> Text section:
* * *
SPARK-1314: Use SPARK_HIVE to determine if we include Hive in packaging

Previously, we based our decision regarding including datanucleus jars based on the existence of a spark-hive-assembly jar, which was incidentally built whenever "sbt assembly" is run. This means that a typical and previously supported pathway would start using hive jars. This patch has the following features/bug fixes: - Use of SPARK_HIVE (default false) to determine if we should include Hive in the assembly jar. - Analagous feature in Maven with -Phive (previously, there was no support for adding Hive to any of our jars produced by Maven) - assemble-deps fixed since we no longer use a different ASSEMBLY_DIR - avoid adding log message in compute-classpath.sh to the classpath :) Still TODO before mergeable: - We need to download the datanucleus jars outside of sbt. Perhaps we can have spark-class download them if SPARK_HIVE is set similar to how sbt downloads itself. - Spark SQL documentation updates. Author: Aaron Davidson <aaron@databricks.com> Closes #237 from aarondav/master and squashes the following commits: 5dc4329 [Aaron Davidson] Typo fixes dd4f298 [Aaron Davidson] Doc update dd1a365 [Aaron Davidson] Eliminate need for SPARK_HIVE at runtime by d/ling datanucleus from Maven a9269b5 [Aaron Davidson] [WIP] Use SPARK_HIVE to determine if we include Hive in packaging
author: Aaron Davidson <aaron@databricks.com> 2014-04-06 17:48:41 -0700
committer: Patrick Wendell <pwendell@gmail.com> 2014-04-06 17:48:41 -0700
commit: 4106558435889261243d186f5f0b51c5f9e98d56 (patch)
* * *
> Data lines:
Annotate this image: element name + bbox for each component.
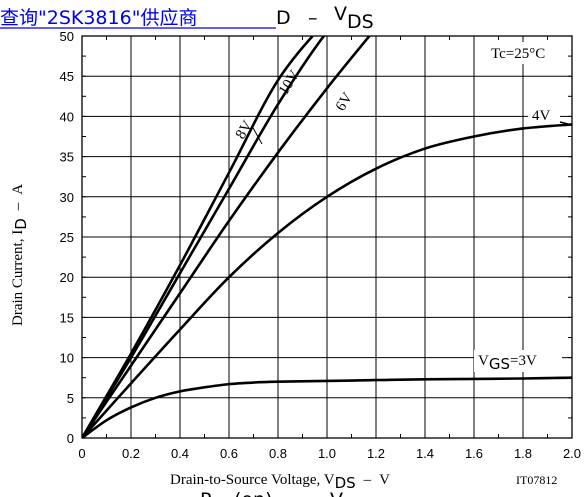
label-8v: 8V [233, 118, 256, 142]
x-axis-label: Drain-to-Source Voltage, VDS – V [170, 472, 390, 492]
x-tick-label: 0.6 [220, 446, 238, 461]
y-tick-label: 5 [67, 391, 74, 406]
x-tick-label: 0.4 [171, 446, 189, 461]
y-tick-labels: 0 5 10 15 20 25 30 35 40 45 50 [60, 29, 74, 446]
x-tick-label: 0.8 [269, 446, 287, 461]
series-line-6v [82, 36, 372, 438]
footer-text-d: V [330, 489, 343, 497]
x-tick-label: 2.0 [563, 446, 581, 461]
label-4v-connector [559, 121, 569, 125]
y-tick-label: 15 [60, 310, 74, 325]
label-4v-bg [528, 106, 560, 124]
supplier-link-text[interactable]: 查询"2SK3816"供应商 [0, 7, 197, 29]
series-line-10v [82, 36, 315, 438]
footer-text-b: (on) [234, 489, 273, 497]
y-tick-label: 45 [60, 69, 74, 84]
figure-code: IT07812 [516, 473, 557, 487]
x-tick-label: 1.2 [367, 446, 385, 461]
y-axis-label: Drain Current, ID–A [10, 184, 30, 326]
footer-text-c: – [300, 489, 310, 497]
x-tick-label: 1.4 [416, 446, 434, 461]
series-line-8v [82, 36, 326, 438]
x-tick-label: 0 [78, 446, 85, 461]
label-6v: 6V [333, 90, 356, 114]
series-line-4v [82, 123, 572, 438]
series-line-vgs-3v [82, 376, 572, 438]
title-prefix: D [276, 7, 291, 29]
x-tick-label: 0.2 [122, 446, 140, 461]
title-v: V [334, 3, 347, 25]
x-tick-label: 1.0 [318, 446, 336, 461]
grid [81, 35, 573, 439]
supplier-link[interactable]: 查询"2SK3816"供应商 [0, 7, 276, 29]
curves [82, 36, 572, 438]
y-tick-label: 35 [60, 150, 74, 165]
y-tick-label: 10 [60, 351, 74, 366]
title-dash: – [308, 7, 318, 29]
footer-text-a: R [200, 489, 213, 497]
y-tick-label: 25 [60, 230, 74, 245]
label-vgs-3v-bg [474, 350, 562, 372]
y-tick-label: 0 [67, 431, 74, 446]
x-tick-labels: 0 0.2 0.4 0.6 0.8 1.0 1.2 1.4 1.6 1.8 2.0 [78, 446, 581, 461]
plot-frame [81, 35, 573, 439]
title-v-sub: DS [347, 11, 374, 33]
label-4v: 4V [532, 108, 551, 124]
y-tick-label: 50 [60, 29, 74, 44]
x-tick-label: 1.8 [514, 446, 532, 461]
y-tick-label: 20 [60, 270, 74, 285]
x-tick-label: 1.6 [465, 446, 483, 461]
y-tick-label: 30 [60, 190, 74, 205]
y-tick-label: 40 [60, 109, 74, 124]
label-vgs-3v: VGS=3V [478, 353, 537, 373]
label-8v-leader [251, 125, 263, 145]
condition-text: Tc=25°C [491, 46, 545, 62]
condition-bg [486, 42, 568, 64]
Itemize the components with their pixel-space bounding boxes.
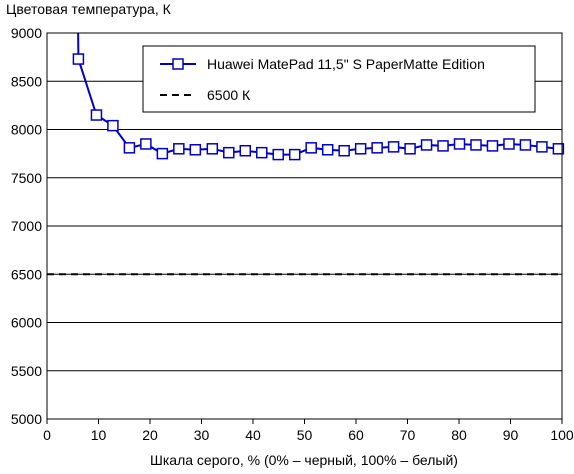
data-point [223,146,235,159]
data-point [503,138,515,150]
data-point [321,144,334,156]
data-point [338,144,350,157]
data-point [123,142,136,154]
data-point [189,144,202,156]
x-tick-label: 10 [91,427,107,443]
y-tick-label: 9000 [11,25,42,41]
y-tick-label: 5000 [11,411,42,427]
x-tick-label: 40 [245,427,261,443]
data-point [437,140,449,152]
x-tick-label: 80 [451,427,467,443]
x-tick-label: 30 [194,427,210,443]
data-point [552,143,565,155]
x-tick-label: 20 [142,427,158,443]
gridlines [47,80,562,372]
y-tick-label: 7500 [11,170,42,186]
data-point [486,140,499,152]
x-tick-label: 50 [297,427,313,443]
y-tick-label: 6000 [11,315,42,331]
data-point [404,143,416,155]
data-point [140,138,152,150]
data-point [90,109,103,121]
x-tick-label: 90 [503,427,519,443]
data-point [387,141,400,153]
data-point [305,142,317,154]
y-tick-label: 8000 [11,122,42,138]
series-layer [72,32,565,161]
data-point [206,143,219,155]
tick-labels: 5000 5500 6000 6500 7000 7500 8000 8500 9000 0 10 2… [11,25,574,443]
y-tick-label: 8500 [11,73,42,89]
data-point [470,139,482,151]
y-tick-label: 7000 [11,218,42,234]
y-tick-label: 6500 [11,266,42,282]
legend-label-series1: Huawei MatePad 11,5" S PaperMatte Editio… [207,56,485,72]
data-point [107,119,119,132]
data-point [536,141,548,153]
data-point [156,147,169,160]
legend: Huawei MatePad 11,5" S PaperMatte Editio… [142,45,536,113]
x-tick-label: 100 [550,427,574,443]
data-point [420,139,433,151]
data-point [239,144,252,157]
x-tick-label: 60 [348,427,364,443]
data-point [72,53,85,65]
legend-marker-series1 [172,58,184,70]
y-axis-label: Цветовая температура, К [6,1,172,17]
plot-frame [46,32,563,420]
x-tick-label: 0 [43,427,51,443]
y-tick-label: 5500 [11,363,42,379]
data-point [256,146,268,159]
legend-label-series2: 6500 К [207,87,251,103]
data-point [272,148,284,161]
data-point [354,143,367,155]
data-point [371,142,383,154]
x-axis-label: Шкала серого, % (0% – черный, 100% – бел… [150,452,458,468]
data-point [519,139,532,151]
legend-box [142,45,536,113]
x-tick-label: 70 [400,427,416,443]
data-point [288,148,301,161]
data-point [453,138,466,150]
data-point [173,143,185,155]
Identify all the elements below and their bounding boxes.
* * *
> Prompt: According to the commit message, what is the default value of SPARK_HIVE? Answer using only the commit message.

> Completed task: False.